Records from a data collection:
= = = = = = =

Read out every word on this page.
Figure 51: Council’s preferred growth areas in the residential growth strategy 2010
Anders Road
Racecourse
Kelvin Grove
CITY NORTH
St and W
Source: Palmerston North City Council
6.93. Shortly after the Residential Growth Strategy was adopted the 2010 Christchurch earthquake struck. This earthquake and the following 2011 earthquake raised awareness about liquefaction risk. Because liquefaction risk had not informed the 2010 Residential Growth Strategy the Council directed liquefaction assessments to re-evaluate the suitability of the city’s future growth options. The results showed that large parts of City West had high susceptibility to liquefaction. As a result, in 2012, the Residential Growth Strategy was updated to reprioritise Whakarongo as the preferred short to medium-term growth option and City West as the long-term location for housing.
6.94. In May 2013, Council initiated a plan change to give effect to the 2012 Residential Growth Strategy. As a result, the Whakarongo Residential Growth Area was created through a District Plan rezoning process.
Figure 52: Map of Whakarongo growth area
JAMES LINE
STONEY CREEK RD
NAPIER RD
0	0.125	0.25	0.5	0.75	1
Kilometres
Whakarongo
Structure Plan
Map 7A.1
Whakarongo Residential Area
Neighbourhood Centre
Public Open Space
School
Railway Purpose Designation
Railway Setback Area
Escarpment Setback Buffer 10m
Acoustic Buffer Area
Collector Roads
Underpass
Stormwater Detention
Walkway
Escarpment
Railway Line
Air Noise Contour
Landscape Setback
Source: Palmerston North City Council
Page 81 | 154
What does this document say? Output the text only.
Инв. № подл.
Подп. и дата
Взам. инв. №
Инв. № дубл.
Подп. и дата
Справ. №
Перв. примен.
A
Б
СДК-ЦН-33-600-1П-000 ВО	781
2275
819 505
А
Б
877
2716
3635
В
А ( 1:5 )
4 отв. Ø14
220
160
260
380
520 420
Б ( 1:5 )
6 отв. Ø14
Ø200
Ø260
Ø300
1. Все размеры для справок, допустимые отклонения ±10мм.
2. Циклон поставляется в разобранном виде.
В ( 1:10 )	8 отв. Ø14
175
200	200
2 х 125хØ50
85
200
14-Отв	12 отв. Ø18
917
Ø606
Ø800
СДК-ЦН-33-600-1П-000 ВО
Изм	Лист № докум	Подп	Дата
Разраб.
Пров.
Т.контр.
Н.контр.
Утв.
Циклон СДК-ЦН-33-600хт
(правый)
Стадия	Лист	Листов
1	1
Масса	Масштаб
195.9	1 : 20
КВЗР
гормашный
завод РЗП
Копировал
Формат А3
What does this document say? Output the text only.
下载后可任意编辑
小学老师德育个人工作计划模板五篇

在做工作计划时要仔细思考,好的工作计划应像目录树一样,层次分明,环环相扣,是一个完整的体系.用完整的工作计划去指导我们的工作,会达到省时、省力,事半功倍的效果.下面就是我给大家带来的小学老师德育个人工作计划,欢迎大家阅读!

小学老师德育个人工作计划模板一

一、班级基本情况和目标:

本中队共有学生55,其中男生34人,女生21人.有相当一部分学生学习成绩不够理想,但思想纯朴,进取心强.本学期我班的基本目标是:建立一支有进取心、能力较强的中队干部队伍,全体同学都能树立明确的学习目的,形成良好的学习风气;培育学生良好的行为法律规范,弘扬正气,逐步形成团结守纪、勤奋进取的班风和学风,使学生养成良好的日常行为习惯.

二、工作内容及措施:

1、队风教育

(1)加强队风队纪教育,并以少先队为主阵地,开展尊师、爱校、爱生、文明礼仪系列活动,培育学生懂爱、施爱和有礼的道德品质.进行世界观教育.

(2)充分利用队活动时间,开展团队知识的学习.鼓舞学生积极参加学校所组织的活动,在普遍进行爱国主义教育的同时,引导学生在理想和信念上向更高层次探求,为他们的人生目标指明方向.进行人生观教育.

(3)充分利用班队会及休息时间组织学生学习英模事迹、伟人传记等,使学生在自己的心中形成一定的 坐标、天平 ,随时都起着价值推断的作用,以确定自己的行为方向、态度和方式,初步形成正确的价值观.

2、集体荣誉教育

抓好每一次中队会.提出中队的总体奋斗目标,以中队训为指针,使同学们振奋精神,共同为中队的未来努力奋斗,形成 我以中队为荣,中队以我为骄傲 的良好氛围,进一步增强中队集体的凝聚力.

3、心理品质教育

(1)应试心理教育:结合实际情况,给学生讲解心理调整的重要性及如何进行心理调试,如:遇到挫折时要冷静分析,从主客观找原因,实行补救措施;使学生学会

= = = = = = =

Extract each entry in full and write it down exactly.

Read out every word on this page.
Figure 51: Council’s preferred growth areas in the residential growth strategy 2010
Anders Road
Racecourse
Kelvin Grove
CITY NORTH
St and W
Source: Palmerston North City Council
6.93. Shortly after the Residential Growth Strategy was adopted the 2010 Christchurch earthquake struck. This earthquake and the following 2011 earthquake raised awareness about liquefaction risk. Because liquefaction risk had not informed the 2010 Residential Growth Strategy the Council directed liquefaction assessments to re-evaluate the suitability of the city’s future growth options. The results showed that large parts of City West had high susceptibility to liquefaction. As a result, in 2012, the Residential Growth Strategy was updated to reprioritise Whakarongo as the preferred short to medium-term growth option and City West as the long-term location for housing.
6.94. In May 2013, Council initiated a plan change to give effect to the 2012 Residential Growth Strategy. As a result, the Whakarongo Residential Growth Area was created through a District Plan rezoning process.
Figure 52: Map of Whakarongo growth area
JAMES LINE
STONEY CREEK RD
NAPIER RD
0	0.125	0.25	0.5	0.75	1
Kilometres
Whakarongo
Structure Plan
Map 7A.1
Whakarongo Residential Area
Neighbourhood Centre
Public Open Space
School
Railway Purpose Designation
Railway Setback Area
Escarpment Setback Buffer 10m
Acoustic Buffer Area
Collector Roads
Underpass
Stormwater Detention
Walkway
Escarpment
Railway Line
Air Noise Contour
Landscape Setback
Source: Palmerston North City Council
Page 81 | 154
What does this document say? Output the text only.
Инв. № подл.
Подп. и дата
Взам. инв. №
Инв. № дубл.
Подп. и дата
Справ. №
Перв. примен.
A
Б
СДК-ЦН-33-600-1П-000 ВО	781
2275
819 505
А
Б
877
2716
3635
В
А ( 1:5 )
4 отв. Ø14
220
160
260
380
520 420
Б ( 1:5 )
6 отв. Ø14
Ø200
Ø260
Ø300
1. Все размеры для справок, допустимые отклонения ±10мм.
2. Циклон поставляется в разобранном виде.
В ( 1:10 )	8 отв. Ø14
175
200	200
2 х 125хØ50
85
200
14-Отв	12 отв. Ø18
917
Ø606
Ø800
СДК-ЦН-33-600-1П-000 ВО
Изм	Лист № докум	Подп	Дата
Разраб.
Пров.
Т.контр.
Н.контр.
Утв.
Циклон СДК-ЦН-33-600хт
(правый)
Стадия	Лист	Листов
1	1
Масса	Масштаб
195.9	1 : 20
КВЗР
гормашный
завод РЗП
Копировал
Формат А3
What does this document say? Output the text only.
下载后可任意编辑
小学老师德育个人工作计划模板五篇

在做工作计划时要仔细思考,好的工作计划应像目录树一样,层次分明,环环相扣,是一个完整的体系.用完整的工作计划去指导我们的工作,会达到省时、省力,事半功倍的效果.下面就是我给大家带来的小学老师德育个人工作计划,欢迎大家阅读!

小学老师德育个人工作计划模板一

一、班级基本情况和目标:

本中队共有学生55,其中男生34人,女生21人.有相当一部分学生学习成绩不够理想,但思想纯朴,进取心强.本学期我班的基本目标是:建立一支有进取心、能力较强的中队干部队伍,全体同学都能树立明确的学习目的,形成良好的学习风气;培育学生良好的行为法律规范,弘扬正气,逐步形成团结守纪、勤奋进取的班风和学风,使学生养成良好的日常行为习惯.

二、工作内容及措施:

1、队风教育

(1)加强队风队纪教育,并以少先队为主阵地,开展尊师、爱校、爱生、文明礼仪系列活动,培育学生懂爱、施爱和有礼的道德品质.进行世界观教育.

(2)充分利用队活动时间,开展团队知识的学习.鼓舞学生积极参加学校所组织的活动,在普遍进行爱国主义教育的同时,引导学生在理想和信念上向更高层次探求,为他们的人生目标指明方向.进行人生观教育.

(3)充分利用班队会及休息时间组织学生学习英模事迹、伟人传记等,使学生在自己的心中形成一定的 坐标、天平 ,随时都起着价值推断的作用,以确定自己的行为方向、态度和方式,初步形成正确的价值观.

2、集体荣誉教育

抓好每一次中队会.提出中队的总体奋斗目标,以中队训为指针,使同学们振奋精神,共同为中队的未来努力奋斗,形成 我以中队为荣,中队以我为骄傲 的良好氛围,进一步增强中队集体的凝聚力.

3、心理品质教育

(1)应试心理教育:结合实际情况,给学生讲解心理调整的重要性及如何进行心理调试,如:遇到挫折时要冷静分析,从主客观找原因,实行补救措施;使学生学会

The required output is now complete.